What the exercise asks: Give only the count of lines containing "White".

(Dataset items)
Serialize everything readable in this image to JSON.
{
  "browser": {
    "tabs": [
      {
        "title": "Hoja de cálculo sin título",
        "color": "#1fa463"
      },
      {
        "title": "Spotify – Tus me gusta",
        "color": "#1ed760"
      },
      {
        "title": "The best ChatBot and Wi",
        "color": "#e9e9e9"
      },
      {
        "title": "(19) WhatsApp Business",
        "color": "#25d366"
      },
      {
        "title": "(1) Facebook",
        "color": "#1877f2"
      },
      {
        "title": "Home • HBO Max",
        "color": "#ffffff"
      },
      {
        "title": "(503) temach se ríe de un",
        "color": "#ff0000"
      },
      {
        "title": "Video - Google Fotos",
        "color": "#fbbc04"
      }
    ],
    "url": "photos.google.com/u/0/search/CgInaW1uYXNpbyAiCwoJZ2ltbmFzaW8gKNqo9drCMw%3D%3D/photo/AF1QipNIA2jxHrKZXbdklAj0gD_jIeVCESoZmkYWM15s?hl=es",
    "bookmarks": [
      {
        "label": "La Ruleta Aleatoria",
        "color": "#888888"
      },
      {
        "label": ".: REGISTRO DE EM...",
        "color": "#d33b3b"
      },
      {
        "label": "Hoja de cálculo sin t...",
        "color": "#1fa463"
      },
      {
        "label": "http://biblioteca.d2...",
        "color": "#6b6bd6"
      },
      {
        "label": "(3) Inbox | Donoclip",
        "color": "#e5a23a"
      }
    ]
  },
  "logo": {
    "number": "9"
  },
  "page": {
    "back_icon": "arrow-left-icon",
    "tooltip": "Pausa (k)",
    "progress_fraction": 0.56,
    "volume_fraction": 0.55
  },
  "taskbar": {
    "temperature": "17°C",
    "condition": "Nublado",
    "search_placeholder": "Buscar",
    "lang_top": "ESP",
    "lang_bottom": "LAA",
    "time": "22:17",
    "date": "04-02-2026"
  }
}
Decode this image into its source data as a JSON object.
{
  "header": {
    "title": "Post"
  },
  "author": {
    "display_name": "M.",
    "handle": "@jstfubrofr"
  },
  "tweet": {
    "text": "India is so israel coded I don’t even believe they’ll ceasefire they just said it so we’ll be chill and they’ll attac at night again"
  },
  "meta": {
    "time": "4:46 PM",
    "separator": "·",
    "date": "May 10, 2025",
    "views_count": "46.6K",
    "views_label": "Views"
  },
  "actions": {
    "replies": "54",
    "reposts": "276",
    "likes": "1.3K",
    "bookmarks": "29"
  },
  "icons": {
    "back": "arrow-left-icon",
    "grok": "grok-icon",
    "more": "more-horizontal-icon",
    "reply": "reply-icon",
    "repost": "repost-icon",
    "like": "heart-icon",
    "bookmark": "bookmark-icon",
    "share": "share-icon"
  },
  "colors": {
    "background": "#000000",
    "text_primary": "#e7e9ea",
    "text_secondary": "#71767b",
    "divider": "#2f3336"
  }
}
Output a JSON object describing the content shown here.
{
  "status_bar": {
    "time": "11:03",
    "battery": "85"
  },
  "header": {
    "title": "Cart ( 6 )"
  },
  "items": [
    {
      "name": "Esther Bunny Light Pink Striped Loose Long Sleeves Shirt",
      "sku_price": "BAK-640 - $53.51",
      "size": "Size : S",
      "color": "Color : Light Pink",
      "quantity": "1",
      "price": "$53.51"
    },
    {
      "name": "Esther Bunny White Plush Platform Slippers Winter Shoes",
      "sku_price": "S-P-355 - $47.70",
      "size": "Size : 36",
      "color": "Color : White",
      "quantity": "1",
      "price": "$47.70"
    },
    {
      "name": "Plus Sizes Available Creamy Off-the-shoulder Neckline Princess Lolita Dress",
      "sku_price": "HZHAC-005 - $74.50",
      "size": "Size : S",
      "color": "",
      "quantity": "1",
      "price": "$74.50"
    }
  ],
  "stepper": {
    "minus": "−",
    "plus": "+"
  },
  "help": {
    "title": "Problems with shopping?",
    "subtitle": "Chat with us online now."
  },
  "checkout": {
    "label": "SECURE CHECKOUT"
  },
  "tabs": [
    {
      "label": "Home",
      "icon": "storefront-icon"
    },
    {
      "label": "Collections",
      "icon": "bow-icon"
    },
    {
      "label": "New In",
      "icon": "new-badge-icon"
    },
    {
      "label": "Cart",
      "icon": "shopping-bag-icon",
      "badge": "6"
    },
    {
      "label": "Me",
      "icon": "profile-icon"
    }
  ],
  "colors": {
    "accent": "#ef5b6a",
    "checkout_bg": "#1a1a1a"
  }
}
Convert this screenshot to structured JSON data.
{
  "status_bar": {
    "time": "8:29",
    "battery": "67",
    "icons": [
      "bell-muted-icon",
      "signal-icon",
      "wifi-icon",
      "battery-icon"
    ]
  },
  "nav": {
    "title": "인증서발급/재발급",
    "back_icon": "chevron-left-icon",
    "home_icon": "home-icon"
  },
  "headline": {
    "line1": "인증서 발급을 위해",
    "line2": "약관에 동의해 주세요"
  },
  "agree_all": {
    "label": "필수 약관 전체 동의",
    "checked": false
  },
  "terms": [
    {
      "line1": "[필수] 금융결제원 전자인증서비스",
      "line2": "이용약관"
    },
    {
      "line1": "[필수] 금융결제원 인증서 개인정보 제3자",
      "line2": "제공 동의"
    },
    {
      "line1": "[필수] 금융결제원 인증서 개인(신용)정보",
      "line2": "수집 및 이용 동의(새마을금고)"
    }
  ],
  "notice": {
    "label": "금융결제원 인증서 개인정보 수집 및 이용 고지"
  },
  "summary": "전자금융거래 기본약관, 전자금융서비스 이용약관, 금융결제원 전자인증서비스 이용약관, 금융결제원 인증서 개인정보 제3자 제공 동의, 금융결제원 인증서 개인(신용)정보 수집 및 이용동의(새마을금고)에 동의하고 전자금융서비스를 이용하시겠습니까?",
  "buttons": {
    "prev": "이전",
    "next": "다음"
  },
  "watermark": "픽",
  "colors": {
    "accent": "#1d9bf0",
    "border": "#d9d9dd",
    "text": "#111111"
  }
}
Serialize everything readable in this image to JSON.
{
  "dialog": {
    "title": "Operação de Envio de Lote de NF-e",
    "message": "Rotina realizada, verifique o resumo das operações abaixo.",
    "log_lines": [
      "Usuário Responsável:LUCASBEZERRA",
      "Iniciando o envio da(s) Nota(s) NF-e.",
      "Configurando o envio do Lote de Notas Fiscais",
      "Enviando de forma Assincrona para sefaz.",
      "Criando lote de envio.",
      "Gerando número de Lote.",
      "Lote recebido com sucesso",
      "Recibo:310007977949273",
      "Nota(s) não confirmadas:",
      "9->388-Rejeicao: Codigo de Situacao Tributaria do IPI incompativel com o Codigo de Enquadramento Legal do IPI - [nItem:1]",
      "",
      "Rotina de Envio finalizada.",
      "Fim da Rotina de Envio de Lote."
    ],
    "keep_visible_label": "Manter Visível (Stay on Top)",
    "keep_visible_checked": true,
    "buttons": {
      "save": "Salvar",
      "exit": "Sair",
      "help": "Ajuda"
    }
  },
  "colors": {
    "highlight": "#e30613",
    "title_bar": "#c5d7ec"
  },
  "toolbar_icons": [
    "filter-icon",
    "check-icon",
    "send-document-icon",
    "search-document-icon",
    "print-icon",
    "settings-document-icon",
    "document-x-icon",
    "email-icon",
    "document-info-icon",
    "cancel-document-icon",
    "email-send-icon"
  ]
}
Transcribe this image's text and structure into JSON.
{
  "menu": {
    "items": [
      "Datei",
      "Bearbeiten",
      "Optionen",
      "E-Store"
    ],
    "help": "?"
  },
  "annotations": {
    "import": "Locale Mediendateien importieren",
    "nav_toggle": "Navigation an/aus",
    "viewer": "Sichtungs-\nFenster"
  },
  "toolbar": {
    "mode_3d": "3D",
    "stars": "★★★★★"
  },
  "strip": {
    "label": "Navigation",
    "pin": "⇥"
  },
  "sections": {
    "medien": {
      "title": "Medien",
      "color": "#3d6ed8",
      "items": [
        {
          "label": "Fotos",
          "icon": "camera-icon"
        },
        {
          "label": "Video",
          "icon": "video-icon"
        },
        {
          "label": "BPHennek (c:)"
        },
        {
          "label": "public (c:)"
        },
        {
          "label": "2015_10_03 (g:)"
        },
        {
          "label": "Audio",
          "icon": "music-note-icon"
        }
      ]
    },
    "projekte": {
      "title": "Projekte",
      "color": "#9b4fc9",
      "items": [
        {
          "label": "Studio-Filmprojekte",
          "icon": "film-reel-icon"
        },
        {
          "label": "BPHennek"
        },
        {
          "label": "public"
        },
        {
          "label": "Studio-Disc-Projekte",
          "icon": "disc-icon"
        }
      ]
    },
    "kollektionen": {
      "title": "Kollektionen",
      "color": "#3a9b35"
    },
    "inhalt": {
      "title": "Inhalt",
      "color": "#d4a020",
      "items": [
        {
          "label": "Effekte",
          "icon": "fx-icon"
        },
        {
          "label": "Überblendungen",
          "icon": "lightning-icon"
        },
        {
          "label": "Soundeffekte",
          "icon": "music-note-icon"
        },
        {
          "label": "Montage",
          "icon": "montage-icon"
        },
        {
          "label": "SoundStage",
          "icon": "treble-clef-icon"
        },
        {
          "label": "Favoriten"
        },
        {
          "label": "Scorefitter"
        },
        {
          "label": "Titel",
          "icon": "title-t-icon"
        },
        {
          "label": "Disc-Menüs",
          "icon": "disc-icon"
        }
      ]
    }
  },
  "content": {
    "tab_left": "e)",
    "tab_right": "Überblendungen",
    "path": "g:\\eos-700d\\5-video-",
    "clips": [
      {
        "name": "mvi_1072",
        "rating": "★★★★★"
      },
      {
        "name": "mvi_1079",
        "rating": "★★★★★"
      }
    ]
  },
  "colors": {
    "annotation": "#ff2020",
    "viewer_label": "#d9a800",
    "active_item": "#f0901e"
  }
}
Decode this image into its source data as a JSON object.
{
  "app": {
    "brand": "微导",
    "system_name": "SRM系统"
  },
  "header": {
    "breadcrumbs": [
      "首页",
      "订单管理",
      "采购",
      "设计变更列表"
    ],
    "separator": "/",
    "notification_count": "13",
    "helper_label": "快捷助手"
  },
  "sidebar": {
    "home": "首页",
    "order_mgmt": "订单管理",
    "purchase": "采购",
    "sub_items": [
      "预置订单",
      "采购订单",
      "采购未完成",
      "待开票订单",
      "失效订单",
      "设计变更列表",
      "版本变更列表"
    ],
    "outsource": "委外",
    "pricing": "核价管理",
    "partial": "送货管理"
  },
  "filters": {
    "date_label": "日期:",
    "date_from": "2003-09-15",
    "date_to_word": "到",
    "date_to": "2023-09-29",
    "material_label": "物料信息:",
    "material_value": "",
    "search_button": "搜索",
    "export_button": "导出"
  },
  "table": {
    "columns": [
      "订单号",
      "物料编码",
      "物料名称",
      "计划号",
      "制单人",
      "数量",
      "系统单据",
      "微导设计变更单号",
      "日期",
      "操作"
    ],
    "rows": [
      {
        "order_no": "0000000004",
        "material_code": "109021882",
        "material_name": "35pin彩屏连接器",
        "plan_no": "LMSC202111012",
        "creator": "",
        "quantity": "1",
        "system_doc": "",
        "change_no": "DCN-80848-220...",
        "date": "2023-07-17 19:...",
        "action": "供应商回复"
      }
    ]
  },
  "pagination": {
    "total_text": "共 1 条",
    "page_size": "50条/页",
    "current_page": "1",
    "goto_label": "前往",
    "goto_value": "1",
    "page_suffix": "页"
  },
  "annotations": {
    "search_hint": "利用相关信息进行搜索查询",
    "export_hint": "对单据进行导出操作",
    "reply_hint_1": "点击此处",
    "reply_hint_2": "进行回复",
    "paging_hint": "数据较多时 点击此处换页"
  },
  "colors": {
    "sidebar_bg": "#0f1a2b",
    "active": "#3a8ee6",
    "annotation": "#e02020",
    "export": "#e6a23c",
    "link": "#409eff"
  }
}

Written solution: 2